Your task:
Lines containing the string "this" are to be counted; report the total by itself.

----- Dataset excerpts -----

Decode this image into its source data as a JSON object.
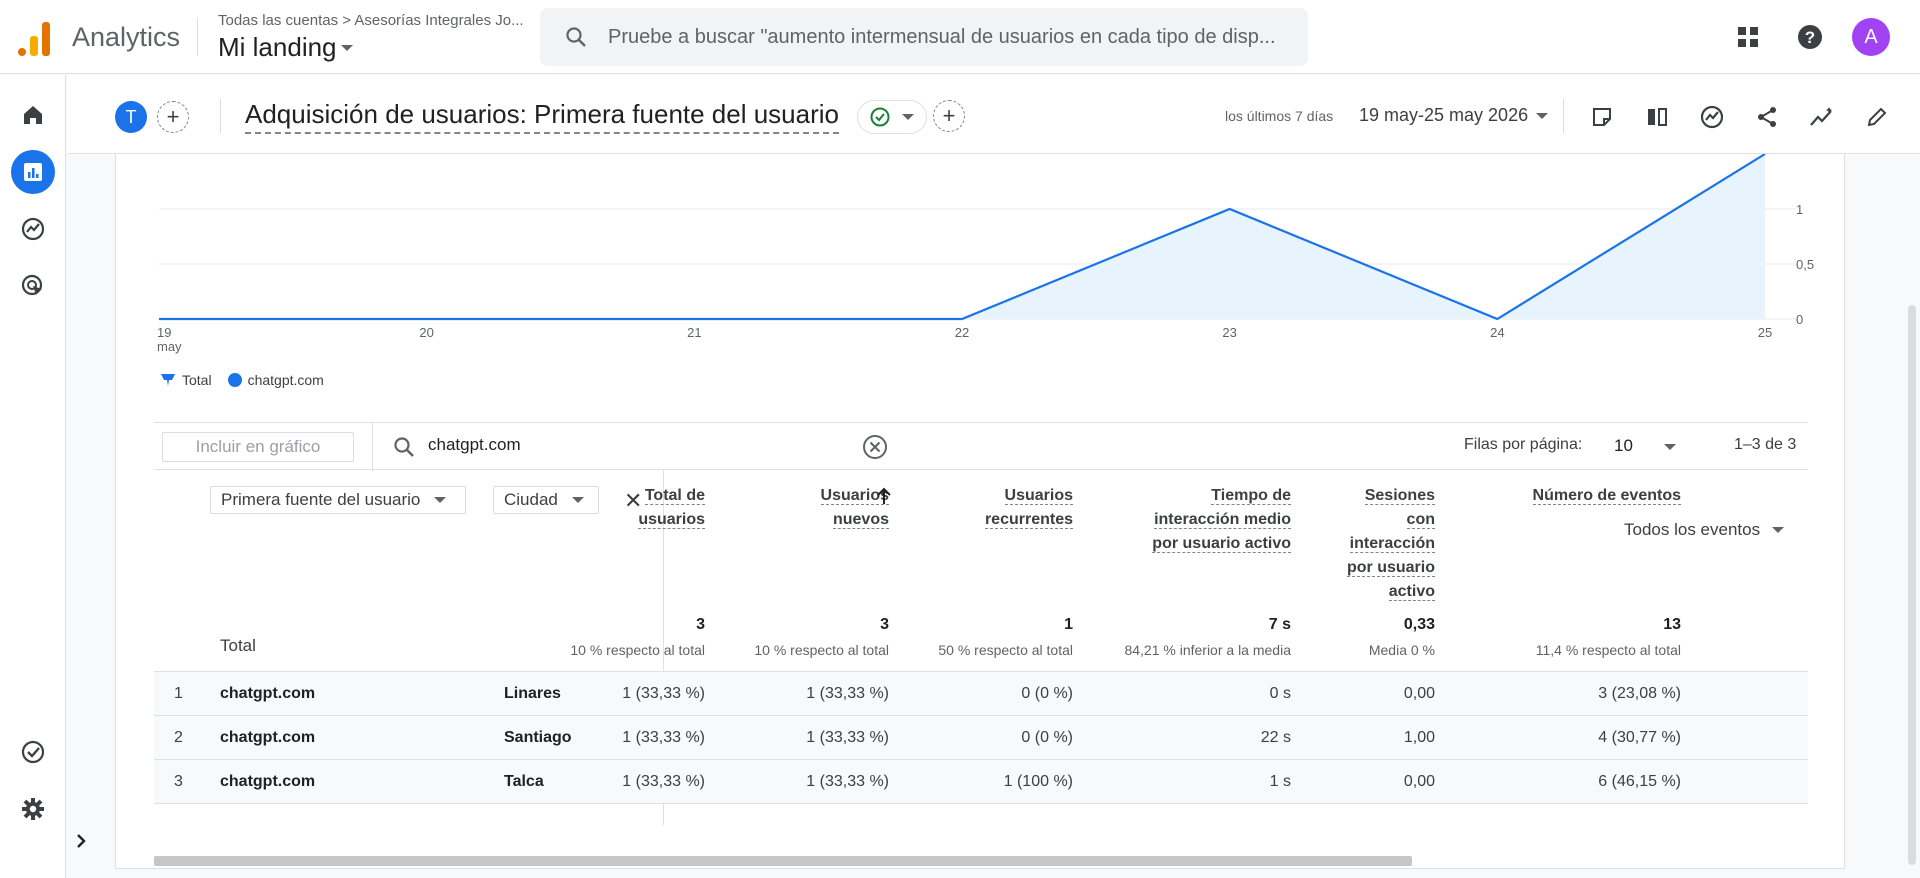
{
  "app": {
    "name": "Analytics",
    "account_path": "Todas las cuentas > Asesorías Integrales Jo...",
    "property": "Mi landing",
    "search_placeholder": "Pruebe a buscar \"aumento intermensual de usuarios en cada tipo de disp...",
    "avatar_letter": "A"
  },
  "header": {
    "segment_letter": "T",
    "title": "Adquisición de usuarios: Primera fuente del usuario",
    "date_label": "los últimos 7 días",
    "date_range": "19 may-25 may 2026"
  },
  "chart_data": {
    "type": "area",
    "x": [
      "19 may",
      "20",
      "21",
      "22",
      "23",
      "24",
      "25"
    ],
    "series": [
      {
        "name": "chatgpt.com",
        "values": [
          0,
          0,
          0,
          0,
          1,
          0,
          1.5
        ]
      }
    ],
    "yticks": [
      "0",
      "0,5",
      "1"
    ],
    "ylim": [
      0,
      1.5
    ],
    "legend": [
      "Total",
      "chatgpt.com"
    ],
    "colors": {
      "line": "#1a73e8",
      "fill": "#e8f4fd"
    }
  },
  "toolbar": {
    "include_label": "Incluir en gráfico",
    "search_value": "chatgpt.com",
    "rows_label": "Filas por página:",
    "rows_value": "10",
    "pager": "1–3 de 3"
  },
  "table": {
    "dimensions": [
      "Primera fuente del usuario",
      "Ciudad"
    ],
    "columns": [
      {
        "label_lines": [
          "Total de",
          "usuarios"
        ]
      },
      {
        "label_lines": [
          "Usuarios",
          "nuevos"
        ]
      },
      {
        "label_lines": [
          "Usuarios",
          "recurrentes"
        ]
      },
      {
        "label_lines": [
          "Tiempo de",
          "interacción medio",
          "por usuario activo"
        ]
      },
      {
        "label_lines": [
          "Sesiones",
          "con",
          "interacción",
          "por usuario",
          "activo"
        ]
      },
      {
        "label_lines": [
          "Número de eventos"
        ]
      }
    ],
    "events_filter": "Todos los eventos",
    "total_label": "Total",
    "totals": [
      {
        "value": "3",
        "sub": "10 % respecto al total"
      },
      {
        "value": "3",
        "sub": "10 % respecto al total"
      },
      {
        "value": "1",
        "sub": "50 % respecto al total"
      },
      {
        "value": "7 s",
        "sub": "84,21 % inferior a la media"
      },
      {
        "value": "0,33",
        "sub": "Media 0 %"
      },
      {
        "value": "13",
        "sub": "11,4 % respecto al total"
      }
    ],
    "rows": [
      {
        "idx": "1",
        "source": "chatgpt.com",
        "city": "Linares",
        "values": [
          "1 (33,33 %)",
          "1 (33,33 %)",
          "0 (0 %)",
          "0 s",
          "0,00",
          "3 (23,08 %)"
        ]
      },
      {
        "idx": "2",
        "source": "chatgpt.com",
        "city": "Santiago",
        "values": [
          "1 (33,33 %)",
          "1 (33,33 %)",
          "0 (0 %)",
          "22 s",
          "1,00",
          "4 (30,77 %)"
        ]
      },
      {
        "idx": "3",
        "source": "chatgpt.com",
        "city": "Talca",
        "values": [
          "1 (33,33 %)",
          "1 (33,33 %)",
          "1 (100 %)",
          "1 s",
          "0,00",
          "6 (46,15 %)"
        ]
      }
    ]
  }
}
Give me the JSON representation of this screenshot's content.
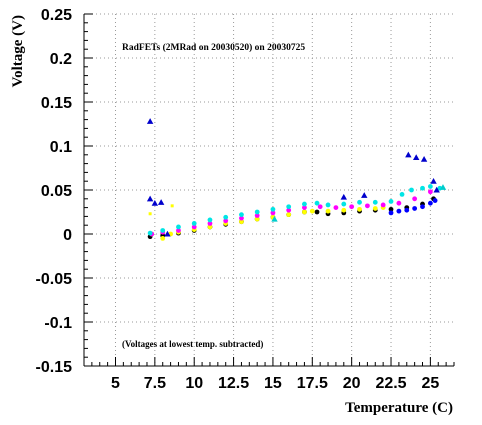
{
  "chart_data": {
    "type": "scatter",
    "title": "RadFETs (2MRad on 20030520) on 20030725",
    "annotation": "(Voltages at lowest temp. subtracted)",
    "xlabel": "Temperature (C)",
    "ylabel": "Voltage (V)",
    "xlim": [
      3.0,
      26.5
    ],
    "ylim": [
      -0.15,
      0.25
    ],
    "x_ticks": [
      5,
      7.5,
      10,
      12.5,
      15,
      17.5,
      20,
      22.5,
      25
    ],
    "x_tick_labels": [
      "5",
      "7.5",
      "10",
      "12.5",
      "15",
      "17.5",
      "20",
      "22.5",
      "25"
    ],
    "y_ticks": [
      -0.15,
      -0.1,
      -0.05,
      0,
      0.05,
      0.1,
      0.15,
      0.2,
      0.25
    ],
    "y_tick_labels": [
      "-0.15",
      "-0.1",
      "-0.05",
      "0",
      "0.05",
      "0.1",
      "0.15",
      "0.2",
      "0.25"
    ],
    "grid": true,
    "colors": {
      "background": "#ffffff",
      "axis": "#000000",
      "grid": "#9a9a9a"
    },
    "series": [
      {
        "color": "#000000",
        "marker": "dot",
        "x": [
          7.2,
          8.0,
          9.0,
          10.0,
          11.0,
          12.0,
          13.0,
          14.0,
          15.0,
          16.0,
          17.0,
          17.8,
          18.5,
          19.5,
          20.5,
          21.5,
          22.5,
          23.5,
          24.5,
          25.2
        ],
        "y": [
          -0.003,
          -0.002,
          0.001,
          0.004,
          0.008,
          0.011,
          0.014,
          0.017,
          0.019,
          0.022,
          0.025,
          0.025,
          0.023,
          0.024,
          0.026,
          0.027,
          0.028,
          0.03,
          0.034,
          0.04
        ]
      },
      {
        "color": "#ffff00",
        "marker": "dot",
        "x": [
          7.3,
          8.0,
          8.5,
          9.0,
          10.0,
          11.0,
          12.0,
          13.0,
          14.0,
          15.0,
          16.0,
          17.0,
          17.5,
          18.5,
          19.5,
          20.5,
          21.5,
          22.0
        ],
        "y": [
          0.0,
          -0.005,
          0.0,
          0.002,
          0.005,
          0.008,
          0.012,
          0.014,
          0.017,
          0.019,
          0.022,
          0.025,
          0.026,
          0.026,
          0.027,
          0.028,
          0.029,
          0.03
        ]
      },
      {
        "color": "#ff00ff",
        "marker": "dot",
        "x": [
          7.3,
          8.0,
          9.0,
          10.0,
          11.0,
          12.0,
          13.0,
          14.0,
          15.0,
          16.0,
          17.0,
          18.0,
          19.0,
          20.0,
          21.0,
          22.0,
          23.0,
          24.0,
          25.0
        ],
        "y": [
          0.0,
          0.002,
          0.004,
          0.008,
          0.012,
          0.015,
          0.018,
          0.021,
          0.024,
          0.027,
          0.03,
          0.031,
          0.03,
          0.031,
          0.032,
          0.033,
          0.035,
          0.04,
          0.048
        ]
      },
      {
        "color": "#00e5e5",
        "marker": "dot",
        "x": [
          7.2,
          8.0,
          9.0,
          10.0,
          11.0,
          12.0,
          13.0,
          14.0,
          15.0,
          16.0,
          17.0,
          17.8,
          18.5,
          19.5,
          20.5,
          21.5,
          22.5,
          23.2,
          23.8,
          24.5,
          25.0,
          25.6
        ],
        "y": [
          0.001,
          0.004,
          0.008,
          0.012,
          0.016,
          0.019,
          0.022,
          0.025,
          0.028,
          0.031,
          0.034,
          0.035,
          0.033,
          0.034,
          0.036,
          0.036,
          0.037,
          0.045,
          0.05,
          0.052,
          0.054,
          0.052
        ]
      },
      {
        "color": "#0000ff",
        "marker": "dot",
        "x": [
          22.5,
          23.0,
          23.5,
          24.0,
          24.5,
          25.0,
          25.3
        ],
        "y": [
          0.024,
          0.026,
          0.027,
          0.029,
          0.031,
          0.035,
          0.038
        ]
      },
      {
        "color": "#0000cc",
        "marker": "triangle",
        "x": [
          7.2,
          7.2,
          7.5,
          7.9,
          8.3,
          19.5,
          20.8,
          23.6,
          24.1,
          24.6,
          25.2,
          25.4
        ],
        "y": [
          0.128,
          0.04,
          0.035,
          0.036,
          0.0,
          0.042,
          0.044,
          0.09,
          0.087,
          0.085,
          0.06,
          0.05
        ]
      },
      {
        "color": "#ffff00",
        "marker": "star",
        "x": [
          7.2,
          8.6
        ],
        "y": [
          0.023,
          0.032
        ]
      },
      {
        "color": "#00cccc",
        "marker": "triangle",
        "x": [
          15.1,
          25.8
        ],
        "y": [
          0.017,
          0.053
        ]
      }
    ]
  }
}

-----

Exercise response:
2